Problems:
A) According to the museum blog, what time does the Park Day work start and end?
B) Rewrite the museum blog from "The Embattled exhibit was" through "Spring has arrived!", switching "rousing success" to "big hit".

Source passage:
The following day, March 21, was the Public Opening of the Embattled exhibit, featuring two discussions on Wallace in the Civil War with Gail Stephens.
The Embattled exhibit was a rousing success, integrating the story of Wallace's battle experience with his original artifacts, as well as reproduction uniforms and Civil War sundries that children could handle and wear.

--Kara Edie, Visitor Services & Marketing Coordinator

Monday, March 16, 2009

Spring has arrived!

Spring has finally arrived and the Museum is blooming with activities! Following the opening of the 2009 exhibit, people from central Indiana descend upon the Museum for Park Day 2009.

In partnership with the Civil War Preservation Trust, Park Day is a national program where people volunteer at parks, battlefields, monuments, and historical sites to help staff with much needed maintenance. The General Lew Wallace Study and Musuem is the only site in Indiana participating in this event!

The Museum's Park Day includes spring cleanup of the gardens, mulching the gardens, collecting fallen tree branches, cleaning out the Study basement,painting and some planting of spring flowers. The work (fun) starts at 9 and goes until 1. People come throughout the morning and pitch in where help is needed. A mid-morning snack of juice and doughnuts revive the volunteers for the rest of the day. Come join in the fun and help make the General Lew Wallace Study and Museum ready for visitors!
--Deb King, Grounds Manager

Saturday, March 14, 2009

New Civil War Exhibit Opening Soon at GLWSM

CRAWFORDSVILLE, IN, March 14, 2009— Lew Wallace found passion and inspiration in battle at a young age.

“When night came, and my mother tucked me in the little trundle-bed with my elder brother, I had gained such store of wisdom pertaining to war that it passed into my dreams, and from them into my life; so I promised myself, saying many times, ‘Wait until I am a man.’”

American history bears witness to Wallace’s glorious victories and shocking setbacks in battle once he did become a man. To honor his militant spirit, the General Lew Wallace Study and Museum will soon debut its new exhibit, Embattled: General Wallace’s Leadership in the Civil War.

The Lynne D. Hohlbein Education Room in the General’s former Carriage House is being prepared with personal artifacts from Wallace’s career in the Civil War. The exhibit will tell the story of Wallace’s lifelong fascination with military struggle, beginning in his youth watching his father elegantly uniformed as the colonel of a county militia.

Taking a cue from its name, the Embattled exhibit will illustrate not only Wallace’s wartime glories, but also the denigration and loss of reputation he suffered as a result of his missteps in crucial battles. Some reports state that Wallace’s actions—most notably during the battle of Shiloh, Tennessee—may have cost lives.

Given entries:
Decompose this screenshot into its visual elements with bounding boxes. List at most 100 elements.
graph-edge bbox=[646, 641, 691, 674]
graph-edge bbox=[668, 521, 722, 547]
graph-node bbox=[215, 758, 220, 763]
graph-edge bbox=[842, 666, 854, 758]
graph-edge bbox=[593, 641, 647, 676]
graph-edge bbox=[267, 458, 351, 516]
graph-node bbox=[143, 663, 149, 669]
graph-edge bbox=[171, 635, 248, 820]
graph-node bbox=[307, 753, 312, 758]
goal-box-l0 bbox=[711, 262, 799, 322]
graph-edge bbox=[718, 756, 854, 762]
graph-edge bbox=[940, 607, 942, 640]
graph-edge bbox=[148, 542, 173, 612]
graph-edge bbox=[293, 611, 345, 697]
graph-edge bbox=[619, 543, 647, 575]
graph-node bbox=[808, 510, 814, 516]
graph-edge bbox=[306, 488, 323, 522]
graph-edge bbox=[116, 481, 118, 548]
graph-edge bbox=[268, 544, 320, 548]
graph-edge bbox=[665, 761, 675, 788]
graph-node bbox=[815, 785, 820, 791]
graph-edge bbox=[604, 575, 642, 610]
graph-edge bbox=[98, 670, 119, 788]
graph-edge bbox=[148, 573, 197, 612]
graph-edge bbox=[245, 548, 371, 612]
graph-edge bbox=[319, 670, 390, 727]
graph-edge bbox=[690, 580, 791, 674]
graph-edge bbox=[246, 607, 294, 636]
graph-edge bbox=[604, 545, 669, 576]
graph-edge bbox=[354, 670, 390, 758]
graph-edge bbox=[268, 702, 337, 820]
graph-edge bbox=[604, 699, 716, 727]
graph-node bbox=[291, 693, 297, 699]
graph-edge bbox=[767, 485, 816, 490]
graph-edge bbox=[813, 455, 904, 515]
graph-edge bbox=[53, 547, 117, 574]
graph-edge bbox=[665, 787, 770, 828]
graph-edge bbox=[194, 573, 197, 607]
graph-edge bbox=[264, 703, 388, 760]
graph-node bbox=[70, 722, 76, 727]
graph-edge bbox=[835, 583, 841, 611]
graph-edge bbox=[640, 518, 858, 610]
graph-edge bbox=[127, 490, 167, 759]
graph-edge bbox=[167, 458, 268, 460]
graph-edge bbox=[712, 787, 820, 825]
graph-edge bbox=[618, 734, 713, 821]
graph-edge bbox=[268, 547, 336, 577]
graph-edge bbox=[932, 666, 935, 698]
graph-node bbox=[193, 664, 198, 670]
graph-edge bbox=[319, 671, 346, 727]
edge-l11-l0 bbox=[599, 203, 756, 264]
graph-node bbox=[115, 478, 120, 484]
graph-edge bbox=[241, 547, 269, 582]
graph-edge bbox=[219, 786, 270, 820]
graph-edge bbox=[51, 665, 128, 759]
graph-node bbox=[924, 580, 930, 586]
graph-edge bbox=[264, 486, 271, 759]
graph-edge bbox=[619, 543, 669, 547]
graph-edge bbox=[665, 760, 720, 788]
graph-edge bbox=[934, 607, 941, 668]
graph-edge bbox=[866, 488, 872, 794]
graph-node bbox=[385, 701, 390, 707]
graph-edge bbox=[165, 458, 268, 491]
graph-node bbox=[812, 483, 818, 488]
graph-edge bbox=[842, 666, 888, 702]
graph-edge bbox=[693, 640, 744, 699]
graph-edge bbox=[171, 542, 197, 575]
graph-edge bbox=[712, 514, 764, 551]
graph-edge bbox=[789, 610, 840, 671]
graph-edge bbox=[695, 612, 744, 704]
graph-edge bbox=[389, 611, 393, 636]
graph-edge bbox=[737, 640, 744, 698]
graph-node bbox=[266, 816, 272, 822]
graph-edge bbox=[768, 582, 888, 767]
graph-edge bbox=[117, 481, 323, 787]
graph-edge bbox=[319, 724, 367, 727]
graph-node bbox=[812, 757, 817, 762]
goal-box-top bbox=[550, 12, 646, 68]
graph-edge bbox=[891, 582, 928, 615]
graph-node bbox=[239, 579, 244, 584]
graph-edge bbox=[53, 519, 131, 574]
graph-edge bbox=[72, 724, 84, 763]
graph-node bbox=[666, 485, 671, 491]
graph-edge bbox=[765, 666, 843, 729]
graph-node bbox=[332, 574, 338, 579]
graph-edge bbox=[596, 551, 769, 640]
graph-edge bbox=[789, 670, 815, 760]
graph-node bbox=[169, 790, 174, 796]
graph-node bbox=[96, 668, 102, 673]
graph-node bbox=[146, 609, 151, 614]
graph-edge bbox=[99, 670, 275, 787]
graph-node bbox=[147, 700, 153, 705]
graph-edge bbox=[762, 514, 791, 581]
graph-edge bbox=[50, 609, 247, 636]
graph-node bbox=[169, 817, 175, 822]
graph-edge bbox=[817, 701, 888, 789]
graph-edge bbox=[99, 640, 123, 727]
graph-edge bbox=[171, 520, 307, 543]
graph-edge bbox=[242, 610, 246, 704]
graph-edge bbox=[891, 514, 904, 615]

Results for the exercise:
A) It starts at 9 and goes until 1.

B)
The Embattled exhibit was a big hit, integrating the story of Wallace's battle experience with his original artifacts, as well as reproduction uniforms and Civil War sundries that children could handle and wear.

--Kara Edie, Visitor Services & Marketing Coordinator

Monday, March 16, 2009

Spring has arrived!